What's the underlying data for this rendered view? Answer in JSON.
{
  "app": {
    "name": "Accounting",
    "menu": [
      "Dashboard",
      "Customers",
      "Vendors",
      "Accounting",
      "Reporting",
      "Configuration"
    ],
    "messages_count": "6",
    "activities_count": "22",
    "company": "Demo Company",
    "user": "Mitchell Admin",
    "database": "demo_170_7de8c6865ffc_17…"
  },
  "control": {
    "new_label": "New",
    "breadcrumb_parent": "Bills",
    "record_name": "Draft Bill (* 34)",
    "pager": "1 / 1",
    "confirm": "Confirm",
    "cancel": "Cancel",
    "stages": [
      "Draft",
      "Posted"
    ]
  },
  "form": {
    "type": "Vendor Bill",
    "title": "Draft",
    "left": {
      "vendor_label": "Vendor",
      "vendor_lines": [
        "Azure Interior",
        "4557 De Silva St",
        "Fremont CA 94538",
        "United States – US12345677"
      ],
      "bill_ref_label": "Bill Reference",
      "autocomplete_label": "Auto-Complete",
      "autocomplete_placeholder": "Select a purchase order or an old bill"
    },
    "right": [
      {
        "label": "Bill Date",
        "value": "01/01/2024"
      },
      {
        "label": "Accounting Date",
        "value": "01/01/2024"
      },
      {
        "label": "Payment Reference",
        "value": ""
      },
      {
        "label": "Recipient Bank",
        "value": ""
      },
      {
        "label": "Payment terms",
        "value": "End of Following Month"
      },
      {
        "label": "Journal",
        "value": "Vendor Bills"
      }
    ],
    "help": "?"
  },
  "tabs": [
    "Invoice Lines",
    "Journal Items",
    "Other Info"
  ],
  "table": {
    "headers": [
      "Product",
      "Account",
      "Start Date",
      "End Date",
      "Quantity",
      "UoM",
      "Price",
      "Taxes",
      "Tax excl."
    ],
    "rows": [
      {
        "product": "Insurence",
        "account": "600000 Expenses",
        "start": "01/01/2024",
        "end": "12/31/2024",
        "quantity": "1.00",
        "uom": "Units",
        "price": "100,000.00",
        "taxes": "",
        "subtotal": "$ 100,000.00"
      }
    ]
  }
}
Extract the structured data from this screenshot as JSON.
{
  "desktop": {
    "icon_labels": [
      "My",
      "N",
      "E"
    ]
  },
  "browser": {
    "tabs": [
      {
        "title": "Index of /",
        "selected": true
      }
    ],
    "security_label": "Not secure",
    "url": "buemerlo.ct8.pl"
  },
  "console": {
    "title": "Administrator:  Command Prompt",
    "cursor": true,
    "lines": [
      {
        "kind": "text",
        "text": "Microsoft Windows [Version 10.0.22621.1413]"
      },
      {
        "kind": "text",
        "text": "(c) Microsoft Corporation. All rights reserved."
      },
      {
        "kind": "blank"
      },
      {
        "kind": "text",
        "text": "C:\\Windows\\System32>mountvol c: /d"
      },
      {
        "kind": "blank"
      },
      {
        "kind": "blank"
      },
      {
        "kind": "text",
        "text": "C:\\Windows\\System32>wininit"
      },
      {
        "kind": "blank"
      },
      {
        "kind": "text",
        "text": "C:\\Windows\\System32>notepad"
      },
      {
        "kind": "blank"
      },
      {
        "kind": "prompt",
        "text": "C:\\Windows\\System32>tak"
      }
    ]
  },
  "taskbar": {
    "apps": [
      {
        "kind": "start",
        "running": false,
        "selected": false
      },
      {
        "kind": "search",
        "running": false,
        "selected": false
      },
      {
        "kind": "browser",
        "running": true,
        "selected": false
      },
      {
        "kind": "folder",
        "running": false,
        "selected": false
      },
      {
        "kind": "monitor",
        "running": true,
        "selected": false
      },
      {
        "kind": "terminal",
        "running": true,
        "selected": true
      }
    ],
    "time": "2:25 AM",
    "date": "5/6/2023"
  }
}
———
__EXERCISE AIM__: Your task is to reproduce all of the records exactly.

__ANSWER TO THIS TASK__:
What's the underlying data for this rendered view? Answer in JSON.
{
  "app": {
    "name": "Accounting",
    "menu": [
      "Dashboard",
      "Customers",
      "Vendors",
      "Accounting",
      "Reporting",
      "Configuration"
    ],
    "messages_count": "6",
    "activities_count": "22",
    "company": "Demo Company",
    "user": "Mitchell Admin",
    "database": "demo_170_7de8c6865ffc_17…"
  },
  "control": {
    "new_label": "New",
    "breadcrumb_parent": "Bills",
    "record_name": "Draft Bill (* 34)",
    "pager": "1 / 1",
    "confirm": "Confirm",
    "cancel": "Cancel",
    "stages": [
      "Draft",
      "Posted"
    ]
  },
  "form": {
    "type": "Vendor Bill",
    "title": "Draft",
    "left": {
      "vendor_label": "Vendor",
      "vendor_lines": [
        "Azure Interior",
        "4557 De Silva St",
        "Fremont CA 94538",
        "United States – US12345677"
      ],
      "bill_ref_label": "Bill Reference",
      "autocomplete_label": "Auto-Complete",
      "autocomplete_placeholder": "Select a purchase order or an old bill"
    },
    "right": [
      {
        "label": "Bill Date",
        "value": "01/01/2024"
      },
      {
        "label": "Accounting Date",
        "value": "01/01/2024"
      },
      {
        "label": "Payment Reference",
        "value": ""
      },
      {
        "label": "Recipient Bank",
        "value": ""
      },
      {
        "label": "Payment terms",
        "value": "End of Following Month"
      },
      {
        "label": "Journal",
        "value": "Vendor Bills"
      }
    ],
    "help": "?"
  },
  "tabs": [
    "Invoice Lines",
    "Journal Items",
    "Other Info"
  ],
  "table": {
    "headers": [
      "Product",
      "Account",
      "Start Date",
      "End Date",
      "Quantity",
      "UoM",
      "Price",
      "Taxes",
      "Tax excl."
    ],
    "rows": [
      {
        "product": "Insurence",
        "account": "600000 Expenses",
        "start": "01/01/2024",
        "end": "12/31/2024",
        "quantity": "1.00",
        "uom": "Units",
        "price": "100,000.00",
        "taxes": "",
        "subtotal": "$ 100,000.00"
      }
    ]
  }
}
Extract the structured data from this screenshot as JSON.
{
  "desktop": {
    "icon_labels": [
      "My",
      "N",
      "E"
    ]
  },
  "browser": {
    "tabs": [
      {
        "title": "Index of /",
        "selected": true
      }
    ],
    "security_label": "Not secure",
    "url": "buemerlo.ct8.pl"
  },
  "console": {
    "title": "Administrator:  Command Prompt",
    "cursor": true,
    "lines": [
      {
        "kind": "text",
        "text": "Microsoft Windows [Version 10.0.22621.1413]"
      },
      {
        "kind": "text",
        "text": "(c) Microsoft Corporation. All rights reserved."
      },
      {
        "kind": "blank"
      },
      {
        "kind": "text",
        "text": "C:\\Windows\\System32>mountvol c: /d"
      },
      {
        "kind": "blank"
      },
      {
        "kind": "blank"
      },
      {
        "kind": "text",
        "text": "C:\\Windows\\System32>wininit"
      },
      {
        "kind": "blank"
      },
      {
        "kind": "text",
        "text": "C:\\Windows\\System32>notepad"
      },
      {
        "kind": "blank"
      },
      {
        "kind": "prompt",
        "text": "C:\\Windows\\System32>tak"
      }
    ]
  },
  "taskbar": {
    "apps": [
      {
        "kind": "start",
        "running": false,
        "selected": false
      },
      {
        "kind": "search",
        "running": false,
        "selected": false
      },
      {
        "kind": "browser",
        "running": true,
        "selected": false
      },
      {
        "kind": "folder",
        "running": false,
        "selected": false
      },
      {
        "kind": "monitor",
        "running": true,
        "selected": false
      },
      {
        "kind": "terminal",
        "running": true,
        "selected": true
      }
    ],
    "time": "2:25 AM",
    "date": "5/6/2023"
  }
}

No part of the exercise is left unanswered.